„Digital ist besser“ scheint sich als allumfassende Antwort für die Herausforderungen unserer Zeit und als politische Agenda für die Zukunft aufzuzwingen. Mit einer naturähnlichen Selbstverständlichkeit begrüßen wir euphorisch den technischen Fortschritt und scheinen unsere einstige „prometheische Scham“ verloren zu haben
Bereits 1995 bringt die Hamburger Band Tocotronic diese konstitutive Kraft des Digitalen mit der Textzeile „Aber digital ist besser“ auf den Punkt.
Die Städtische Galerie greift diesen Euphemismus in ihrer ersten Kunstausstellung nach der Wiedereröffnung auf und zeigt Positionen von Künstler*innen, die sich mit der Verortungsfrage des Menschen zwischen Natur und Technik auseinandersetzen
Liv Schwenk
Toward the Water II
In ihrer Performance „Toward the Water II“ greift die Künstler Liv Schwenk den natürlichen Verlauf des Wassers von der Quelle bis zur Mündung auf und kombiniert diesen mit einer Bewegungsperformance. Diese findet zeitgleich an vier verschiedenen Orten auf der Welt statt. Beginnend an der Quelle des Neckars in Villingen-Schwenningen, gibt die Künstlerin über ein Live-Video eine Bewegung vor, die von einer Tänzerin in Albuquerque in New Mexico am Rio Grande aufgegriffen und um ein weiteres Bewegungselement ergänzt wird. Dieses wird wiederum an eine Tänzerin in Manila auf den Philippinen weitergegeben und endet schließlich bei Sonnenuntergang in der Stadt in Accra, Hauptstadt Ghanas
Zeitmaschine
Aufbau und Funktionsweise der Zeitmaschine von Lilith Becker erscheint banal: Eine Bürk-Uhr ist direkt mit dem Antrieb eines Fahrrads verbunden. Je nach Tretrichtung der Kurbel scheinen sich die Zeiger der Uhr sich entweder vor oder zurück zu bewegen. Die tatsächliche Erfahrung ist aber eine ganz andere – während zu Beginn die Frequenz des Tretens noch analog zur Richtung und Geschwindigkeit der Zeiger erscheint, merkt man im Verlaufe des Tretens schnell, dass die Zeitreise doch sehr zufällig ist. Mehr und mehr übernimmt ein Algorithmus eines zwischengeschalteten Raspberry Pi die Kontrolle über die Zeit, während der Tretende seine Frequenz mehr und mehr dieser Willkür unterbewusst anpasst. Es ist also weniger eine Zeitmaschine für Zeitreisen, als mehr eine Maschine für die Zeit.

☆ ☆ ☆

Aufgabe:
Womit ist die Bürk-Uhr in der Zeitmaschine laut dem Ausstellungstext direkt verbunden? Das anschließende Material spielt hierfür keine Rolle.

Bereitgestelltes Material:
☆ ☆ ☆

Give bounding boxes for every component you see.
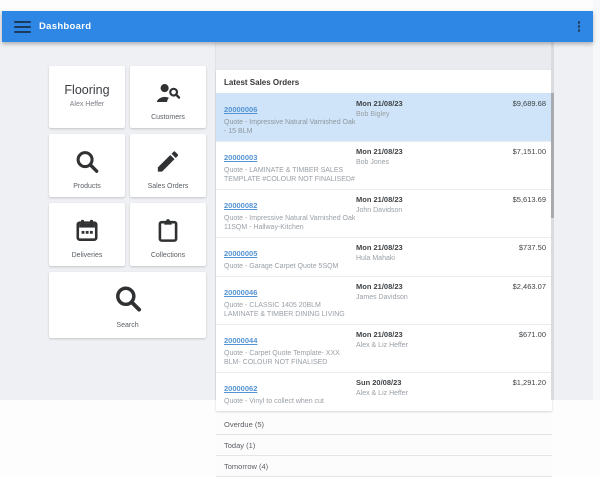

☆ ☆ ☆

Antwort:
Mit dem Antrieb eines Fahrrads.